WHAT TO DO » Each line containing the word "screenshot" should be found and copied.

* * * * * * * * *

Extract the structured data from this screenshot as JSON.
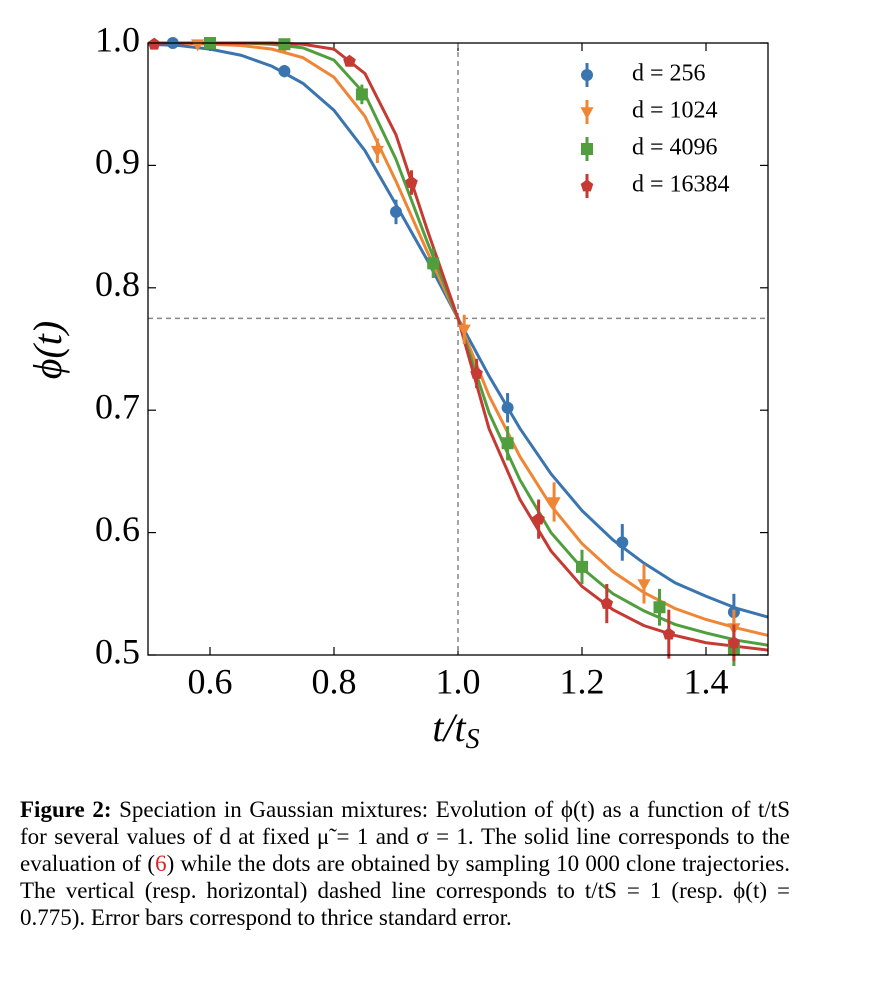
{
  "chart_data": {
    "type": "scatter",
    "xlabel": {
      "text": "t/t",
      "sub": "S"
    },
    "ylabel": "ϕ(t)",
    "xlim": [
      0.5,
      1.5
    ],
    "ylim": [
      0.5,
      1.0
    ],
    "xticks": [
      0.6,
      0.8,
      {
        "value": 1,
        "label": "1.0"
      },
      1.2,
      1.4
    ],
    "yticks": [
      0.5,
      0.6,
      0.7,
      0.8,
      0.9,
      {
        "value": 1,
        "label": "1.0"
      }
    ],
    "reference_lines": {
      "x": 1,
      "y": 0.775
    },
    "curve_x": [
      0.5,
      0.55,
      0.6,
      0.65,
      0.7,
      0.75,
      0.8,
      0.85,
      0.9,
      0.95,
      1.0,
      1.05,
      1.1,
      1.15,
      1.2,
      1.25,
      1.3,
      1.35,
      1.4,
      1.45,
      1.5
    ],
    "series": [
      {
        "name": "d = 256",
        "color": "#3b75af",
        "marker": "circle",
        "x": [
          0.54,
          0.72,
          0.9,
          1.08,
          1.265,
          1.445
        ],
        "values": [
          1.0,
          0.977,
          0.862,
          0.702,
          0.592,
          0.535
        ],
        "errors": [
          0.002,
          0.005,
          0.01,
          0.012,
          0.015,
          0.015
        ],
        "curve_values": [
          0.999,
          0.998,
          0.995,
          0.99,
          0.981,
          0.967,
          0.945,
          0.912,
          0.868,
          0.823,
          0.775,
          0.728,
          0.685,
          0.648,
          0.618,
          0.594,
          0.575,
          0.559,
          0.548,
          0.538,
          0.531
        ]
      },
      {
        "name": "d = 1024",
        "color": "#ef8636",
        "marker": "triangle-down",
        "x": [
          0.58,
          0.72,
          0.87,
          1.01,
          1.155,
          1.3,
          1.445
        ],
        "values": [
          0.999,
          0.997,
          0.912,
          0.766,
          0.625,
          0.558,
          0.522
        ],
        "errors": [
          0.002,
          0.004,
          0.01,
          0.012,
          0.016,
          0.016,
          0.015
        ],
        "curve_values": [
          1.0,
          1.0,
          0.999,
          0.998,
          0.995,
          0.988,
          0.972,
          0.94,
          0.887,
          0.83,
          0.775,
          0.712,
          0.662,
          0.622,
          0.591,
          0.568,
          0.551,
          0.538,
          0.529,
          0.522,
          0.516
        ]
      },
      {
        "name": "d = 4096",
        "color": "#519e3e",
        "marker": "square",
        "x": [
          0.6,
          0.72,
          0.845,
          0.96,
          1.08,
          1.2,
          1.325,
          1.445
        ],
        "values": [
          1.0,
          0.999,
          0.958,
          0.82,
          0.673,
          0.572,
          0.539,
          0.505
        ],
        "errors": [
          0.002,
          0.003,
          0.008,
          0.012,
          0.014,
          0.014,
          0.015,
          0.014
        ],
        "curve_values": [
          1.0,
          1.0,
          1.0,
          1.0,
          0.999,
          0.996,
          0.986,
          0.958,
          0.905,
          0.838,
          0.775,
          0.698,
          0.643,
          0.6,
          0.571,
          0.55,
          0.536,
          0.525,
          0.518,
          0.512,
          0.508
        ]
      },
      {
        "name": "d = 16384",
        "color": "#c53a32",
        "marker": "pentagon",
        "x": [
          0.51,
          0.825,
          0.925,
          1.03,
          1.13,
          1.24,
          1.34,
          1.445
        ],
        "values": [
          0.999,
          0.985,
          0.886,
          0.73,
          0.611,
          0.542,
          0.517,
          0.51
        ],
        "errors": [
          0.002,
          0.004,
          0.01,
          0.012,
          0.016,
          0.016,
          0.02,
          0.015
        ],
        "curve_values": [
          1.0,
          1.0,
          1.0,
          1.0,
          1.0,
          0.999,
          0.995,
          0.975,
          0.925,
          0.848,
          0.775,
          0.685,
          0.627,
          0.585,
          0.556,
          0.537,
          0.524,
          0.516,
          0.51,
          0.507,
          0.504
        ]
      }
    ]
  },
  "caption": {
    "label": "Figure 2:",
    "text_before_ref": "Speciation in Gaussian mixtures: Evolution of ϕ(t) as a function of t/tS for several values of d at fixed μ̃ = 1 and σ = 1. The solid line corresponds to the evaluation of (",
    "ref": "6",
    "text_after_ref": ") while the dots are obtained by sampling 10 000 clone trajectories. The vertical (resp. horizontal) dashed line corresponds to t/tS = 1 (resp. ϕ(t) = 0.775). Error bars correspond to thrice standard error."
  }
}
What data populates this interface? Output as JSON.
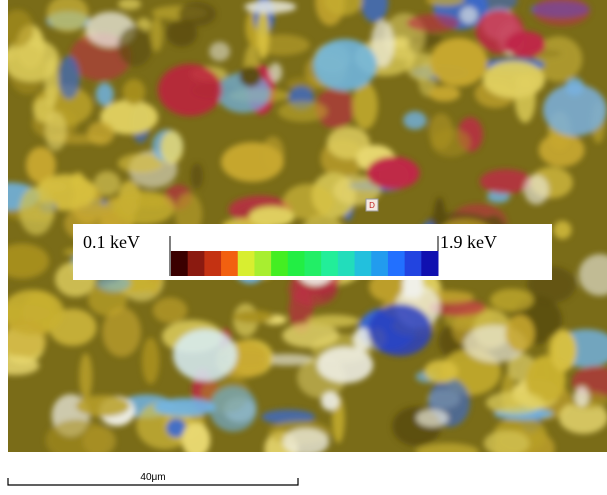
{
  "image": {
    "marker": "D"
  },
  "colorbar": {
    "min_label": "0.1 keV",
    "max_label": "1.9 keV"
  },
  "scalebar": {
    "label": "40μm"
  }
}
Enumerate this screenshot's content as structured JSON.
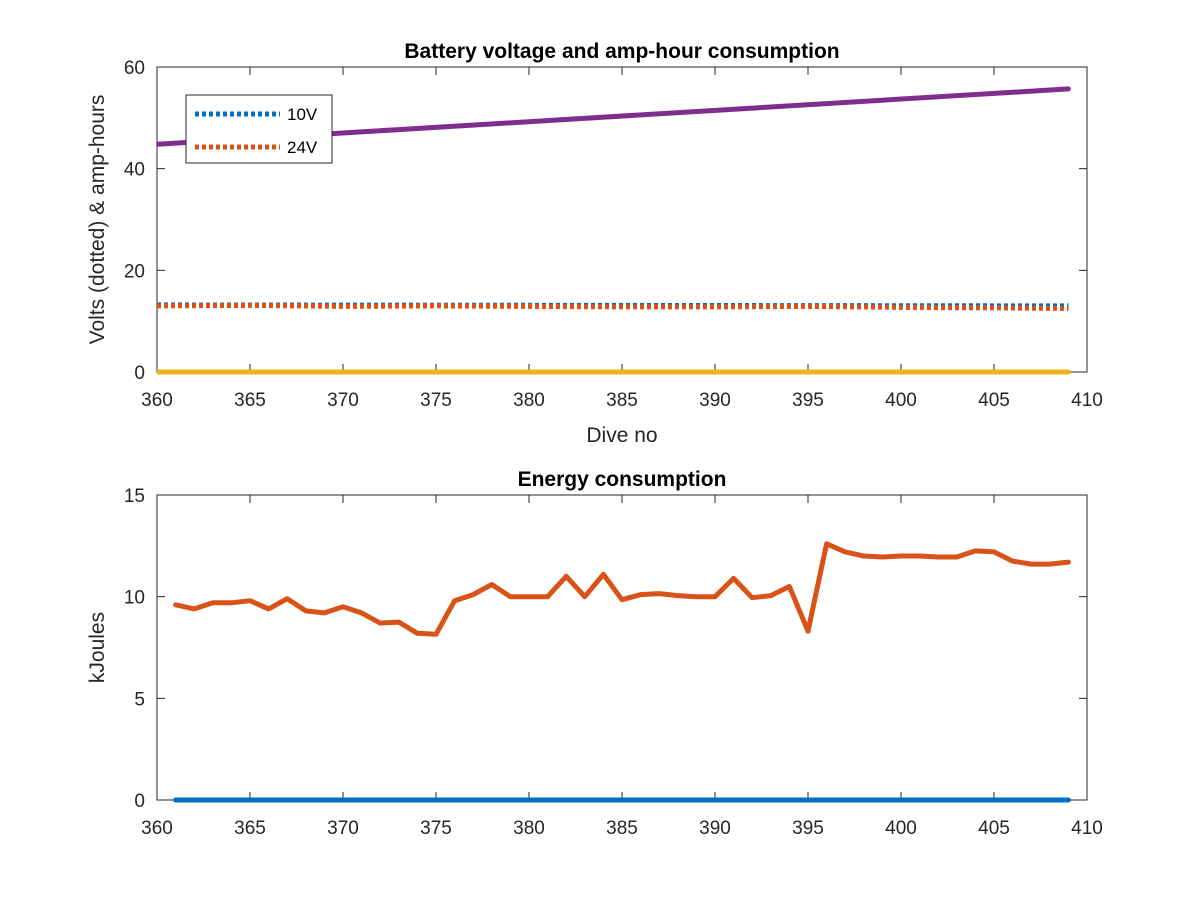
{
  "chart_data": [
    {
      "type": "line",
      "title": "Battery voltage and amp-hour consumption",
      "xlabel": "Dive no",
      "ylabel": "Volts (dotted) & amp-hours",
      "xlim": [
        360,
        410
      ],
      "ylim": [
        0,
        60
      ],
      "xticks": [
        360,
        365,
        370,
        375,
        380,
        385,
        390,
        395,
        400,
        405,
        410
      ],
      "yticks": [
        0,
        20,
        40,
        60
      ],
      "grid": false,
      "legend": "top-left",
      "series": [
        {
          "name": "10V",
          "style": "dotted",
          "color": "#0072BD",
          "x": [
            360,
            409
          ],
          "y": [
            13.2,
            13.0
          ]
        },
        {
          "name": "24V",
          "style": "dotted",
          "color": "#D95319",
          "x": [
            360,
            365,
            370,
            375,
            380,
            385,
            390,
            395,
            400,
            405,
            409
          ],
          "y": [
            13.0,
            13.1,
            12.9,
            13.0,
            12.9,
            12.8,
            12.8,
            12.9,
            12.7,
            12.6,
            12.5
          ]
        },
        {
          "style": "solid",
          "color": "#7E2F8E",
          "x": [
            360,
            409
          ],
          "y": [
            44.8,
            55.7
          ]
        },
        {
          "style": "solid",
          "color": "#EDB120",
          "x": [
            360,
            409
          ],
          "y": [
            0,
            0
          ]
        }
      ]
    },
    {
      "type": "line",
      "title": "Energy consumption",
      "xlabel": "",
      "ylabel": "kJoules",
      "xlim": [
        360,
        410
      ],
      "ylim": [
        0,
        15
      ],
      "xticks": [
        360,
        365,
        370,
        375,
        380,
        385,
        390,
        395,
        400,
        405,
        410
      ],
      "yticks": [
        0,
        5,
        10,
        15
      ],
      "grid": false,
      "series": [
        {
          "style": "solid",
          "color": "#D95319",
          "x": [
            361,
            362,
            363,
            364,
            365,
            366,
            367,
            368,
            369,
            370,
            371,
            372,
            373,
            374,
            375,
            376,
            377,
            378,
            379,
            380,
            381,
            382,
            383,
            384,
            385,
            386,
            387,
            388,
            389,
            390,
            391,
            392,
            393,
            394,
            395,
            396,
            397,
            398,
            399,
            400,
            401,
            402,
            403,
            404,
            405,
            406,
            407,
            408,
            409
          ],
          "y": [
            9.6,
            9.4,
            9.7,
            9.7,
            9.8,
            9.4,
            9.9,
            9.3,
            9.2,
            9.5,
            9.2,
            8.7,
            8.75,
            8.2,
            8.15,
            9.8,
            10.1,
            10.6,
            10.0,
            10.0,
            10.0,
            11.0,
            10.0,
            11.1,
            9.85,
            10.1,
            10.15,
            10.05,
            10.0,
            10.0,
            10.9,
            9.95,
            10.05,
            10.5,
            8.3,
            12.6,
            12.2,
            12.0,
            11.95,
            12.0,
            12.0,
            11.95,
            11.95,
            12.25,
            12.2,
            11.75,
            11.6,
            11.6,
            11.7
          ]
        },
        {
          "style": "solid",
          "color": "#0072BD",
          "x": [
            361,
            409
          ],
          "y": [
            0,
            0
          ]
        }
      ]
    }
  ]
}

* * * * * * * * *

COMPLETED TASK »
Extract the structured data from this screenshot as JSON.
Enumerate this screenshot's content as structured JSON.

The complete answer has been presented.